Return all of the entries word for word, but omit the pictures they contain.

§ §

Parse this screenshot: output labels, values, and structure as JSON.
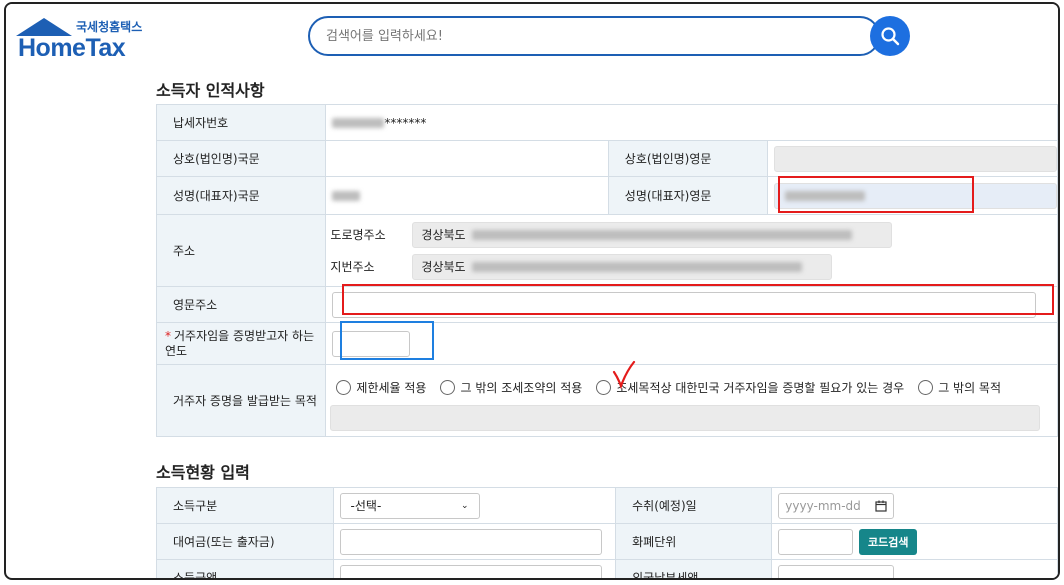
{
  "header": {
    "logo_sub": "국세청홈택스",
    "logo_main": "HomeTax",
    "search_placeholder": "검색어를 입력하세요!"
  },
  "section1": {
    "title": "소득자 인적사항",
    "taxpayer_no_label": "납세자번호",
    "taxpayer_no_suffix": "*******",
    "company_kr_label": "상호(법인명)국문",
    "company_en_label": "상호(법인명)영문",
    "name_kr_label": "성명(대표자)국문",
    "name_en_label": "성명(대표자)영문",
    "address_label": "주소",
    "road_address_label": "도로명주소",
    "road_address_value": "경상북도",
    "lot_address_label": "지번주소",
    "lot_address_value": "경상북도",
    "en_address_label": "영문주소",
    "year_label": "거주자임을 증명받고자 하는 연도",
    "required_mark": "*",
    "purpose_label": "거주자 증명을 발급받는 목적",
    "purpose_options": [
      "제한세율 적용",
      "그 밖의 조세조약의 적용",
      "조세목적상 대한민국 거주자임을 증명할 필요가 있는 경우",
      "그 밖의 목적"
    ]
  },
  "section2": {
    "title": "소득현황 입력",
    "income_type_label": "소득구분",
    "income_type_value": "-선택-",
    "receipt_date_label": "수취(예정)일",
    "date_placeholder": "yyyy-mm-dd",
    "loan_label": "대여금(또는 출자금)",
    "currency_label": "화폐단위",
    "code_search_label": "코드검색",
    "income_amount_label": "소득금액",
    "foreign_tax_label": "외국납부세액"
  },
  "colors": {
    "brand": "#1d5fb4",
    "highlight_red": "#e41b1b",
    "highlight_blue": "#1e7fe0",
    "label_bg": "#eef4f8"
  }
}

§ §

- _Solution_:
Parse this screenshot: output labels, values, and structure as JSON.
{
  "header": {
    "logo_sub": "국세청홈택스",
    "logo_main": "HomeTax",
    "search_placeholder": "검색어를 입력하세요!"
  },
  "section1": {
    "title": "소득자 인적사항",
    "taxpayer_no_label": "납세자번호",
    "taxpayer_no_suffix": "*******",
    "company_kr_label": "상호(법인명)국문",
    "company_en_label": "상호(법인명)영문",
    "name_kr_label": "성명(대표자)국문",
    "name_en_label": "성명(대표자)영문",
    "address_label": "주소",
    "road_address_label": "도로명주소",
    "road_address_value": "경상북도",
    "lot_address_label": "지번주소",
    "lot_address_value": "경상북도",
    "en_address_label": "영문주소",
    "year_label": "거주자임을 증명받고자 하는 연도",
    "required_mark": "*",
    "purpose_label": "거주자 증명을 발급받는 목적",
    "purpose_options": [
      "제한세율 적용",
      "그 밖의 조세조약의 적용",
      "조세목적상 대한민국 거주자임을 증명할 필요가 있는 경우",
      "그 밖의 목적"
    ]
  },
  "section2": {
    "title": "소득현황 입력",
    "income_type_label": "소득구분",
    "income_type_value": "-선택-",
    "receipt_date_label": "수취(예정)일",
    "date_placeholder": "yyyy-mm-dd",
    "loan_label": "대여금(또는 출자금)",
    "currency_label": "화폐단위",
    "code_search_label": "코드검색",
    "income_amount_label": "소득금액",
    "foreign_tax_label": "외국납부세액"
  },
  "colors": {
    "brand": "#1d5fb4",
    "highlight_red": "#e41b1b",
    "highlight_blue": "#1e7fe0",
    "label_bg": "#eef4f8"
  }
}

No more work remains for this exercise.